>> begin Source data

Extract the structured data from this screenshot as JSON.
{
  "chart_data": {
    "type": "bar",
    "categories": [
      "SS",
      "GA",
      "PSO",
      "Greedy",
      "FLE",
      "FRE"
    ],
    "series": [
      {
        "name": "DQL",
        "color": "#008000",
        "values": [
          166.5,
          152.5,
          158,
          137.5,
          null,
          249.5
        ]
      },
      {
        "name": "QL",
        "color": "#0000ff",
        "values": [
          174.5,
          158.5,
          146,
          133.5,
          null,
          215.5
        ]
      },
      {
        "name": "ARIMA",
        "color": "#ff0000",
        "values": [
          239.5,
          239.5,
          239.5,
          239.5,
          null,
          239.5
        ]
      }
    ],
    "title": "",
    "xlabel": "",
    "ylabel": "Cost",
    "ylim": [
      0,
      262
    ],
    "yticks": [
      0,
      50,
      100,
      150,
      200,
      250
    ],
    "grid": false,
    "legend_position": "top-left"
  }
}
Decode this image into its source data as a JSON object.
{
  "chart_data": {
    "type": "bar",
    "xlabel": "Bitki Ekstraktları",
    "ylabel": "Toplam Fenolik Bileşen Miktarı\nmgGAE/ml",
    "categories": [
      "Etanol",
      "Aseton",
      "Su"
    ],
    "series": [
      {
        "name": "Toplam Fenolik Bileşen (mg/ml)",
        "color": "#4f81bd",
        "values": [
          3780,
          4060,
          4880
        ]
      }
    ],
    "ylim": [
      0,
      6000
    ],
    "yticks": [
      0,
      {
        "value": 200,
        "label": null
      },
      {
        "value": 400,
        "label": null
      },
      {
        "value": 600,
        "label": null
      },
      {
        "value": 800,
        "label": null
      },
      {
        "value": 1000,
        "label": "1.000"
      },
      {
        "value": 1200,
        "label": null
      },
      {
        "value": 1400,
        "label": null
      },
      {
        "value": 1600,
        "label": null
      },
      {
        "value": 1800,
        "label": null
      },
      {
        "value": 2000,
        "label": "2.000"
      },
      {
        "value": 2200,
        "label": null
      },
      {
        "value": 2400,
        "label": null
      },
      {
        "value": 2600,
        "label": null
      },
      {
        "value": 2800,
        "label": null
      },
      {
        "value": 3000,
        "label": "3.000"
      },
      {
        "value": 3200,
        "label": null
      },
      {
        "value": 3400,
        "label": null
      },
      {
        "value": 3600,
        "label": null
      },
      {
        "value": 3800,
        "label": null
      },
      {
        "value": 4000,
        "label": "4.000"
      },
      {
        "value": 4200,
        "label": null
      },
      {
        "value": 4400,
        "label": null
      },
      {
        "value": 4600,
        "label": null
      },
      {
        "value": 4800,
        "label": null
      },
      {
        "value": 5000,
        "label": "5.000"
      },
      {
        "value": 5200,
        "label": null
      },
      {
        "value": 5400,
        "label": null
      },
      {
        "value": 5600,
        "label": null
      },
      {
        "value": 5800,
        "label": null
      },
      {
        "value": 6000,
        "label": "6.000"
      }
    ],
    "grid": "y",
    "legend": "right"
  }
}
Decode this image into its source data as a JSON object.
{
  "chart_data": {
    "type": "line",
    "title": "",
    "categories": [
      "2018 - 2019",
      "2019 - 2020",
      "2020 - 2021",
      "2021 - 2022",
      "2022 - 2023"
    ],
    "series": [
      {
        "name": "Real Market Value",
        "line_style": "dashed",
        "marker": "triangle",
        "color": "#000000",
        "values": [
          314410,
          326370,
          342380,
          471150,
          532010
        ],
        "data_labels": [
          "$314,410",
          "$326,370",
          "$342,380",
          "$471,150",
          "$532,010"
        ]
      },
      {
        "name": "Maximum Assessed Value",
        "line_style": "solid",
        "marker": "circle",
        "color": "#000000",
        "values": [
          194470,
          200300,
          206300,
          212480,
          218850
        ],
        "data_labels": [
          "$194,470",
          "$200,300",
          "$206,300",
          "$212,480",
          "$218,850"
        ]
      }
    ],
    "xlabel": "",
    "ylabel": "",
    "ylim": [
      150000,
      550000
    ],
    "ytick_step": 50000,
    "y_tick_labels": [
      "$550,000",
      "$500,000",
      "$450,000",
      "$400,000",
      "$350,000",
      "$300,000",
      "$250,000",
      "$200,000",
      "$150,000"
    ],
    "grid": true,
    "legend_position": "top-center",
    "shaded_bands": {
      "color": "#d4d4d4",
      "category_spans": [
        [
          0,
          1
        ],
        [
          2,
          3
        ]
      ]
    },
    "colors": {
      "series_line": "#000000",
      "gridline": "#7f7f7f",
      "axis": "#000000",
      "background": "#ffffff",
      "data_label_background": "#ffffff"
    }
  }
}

>> end Source data

**What is required**
Determine how many lines of the records above contain the word "Toplam", and report only that number.

**Task result**
2